▶ _INFORMATION SUPPLIED_:

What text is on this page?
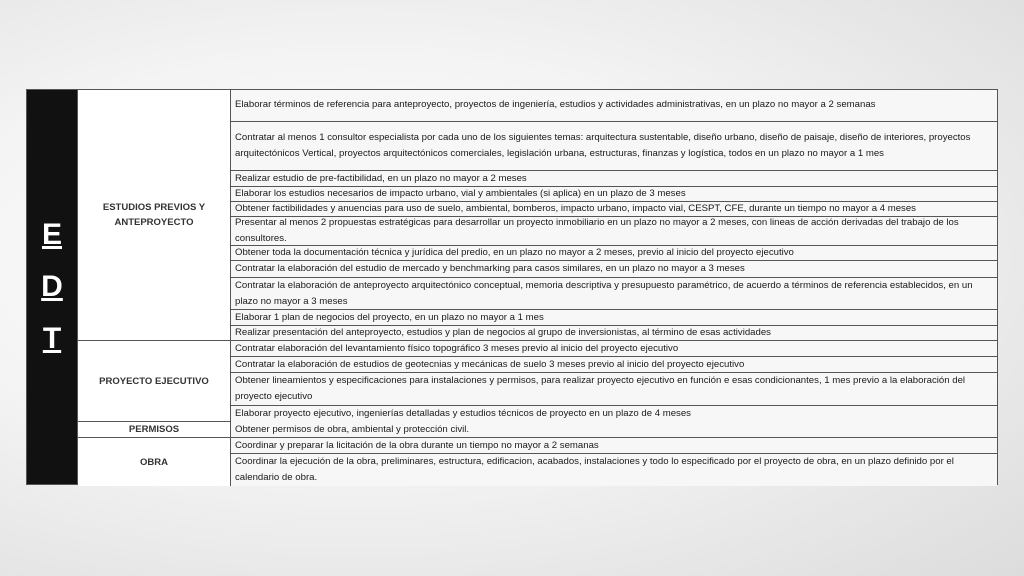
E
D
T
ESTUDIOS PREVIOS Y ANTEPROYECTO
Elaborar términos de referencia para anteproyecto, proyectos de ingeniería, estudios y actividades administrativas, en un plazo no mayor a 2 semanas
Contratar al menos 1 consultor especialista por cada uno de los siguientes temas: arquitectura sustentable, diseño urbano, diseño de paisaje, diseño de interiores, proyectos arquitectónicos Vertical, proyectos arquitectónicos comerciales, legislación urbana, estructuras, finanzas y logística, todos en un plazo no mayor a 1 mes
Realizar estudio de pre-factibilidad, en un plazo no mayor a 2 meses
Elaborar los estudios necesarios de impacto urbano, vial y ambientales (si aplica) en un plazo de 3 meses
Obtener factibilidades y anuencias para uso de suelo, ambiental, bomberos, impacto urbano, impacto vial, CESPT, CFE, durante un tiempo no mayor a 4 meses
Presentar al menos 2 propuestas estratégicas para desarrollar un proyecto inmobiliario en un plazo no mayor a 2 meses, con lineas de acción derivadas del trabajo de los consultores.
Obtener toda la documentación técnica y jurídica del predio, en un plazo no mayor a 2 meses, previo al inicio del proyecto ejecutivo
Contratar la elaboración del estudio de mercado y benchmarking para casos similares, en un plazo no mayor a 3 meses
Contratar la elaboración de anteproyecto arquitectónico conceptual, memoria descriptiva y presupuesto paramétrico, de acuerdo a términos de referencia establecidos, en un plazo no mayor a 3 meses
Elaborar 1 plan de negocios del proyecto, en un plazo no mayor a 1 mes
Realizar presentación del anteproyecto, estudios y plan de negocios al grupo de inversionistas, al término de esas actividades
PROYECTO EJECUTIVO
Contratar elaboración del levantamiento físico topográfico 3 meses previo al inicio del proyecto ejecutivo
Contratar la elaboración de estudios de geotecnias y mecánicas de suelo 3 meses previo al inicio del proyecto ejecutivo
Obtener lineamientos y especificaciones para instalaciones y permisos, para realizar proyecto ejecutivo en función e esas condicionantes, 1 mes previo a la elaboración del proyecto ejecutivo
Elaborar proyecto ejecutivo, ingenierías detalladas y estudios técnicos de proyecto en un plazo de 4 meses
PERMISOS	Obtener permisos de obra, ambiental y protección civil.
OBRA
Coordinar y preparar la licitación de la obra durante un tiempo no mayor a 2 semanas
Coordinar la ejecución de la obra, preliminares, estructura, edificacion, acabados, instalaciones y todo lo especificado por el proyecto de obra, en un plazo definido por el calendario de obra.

▶ _PROBLEM STATEMENT_: Working from the listing above, pick out every line that has "impacto" and copy it.

▶ _THE REPLY_:
Elaborar los estudios necesarios de impacto urbano, vial y ambientales (si aplica) en un plazo de 3 meses
Obtener factibilidades y anuencias para uso de suelo, ambiental, bomberos, impacto urbano, impacto vial, CESPT, CFE, durante un tiempo no mayor a 4 meses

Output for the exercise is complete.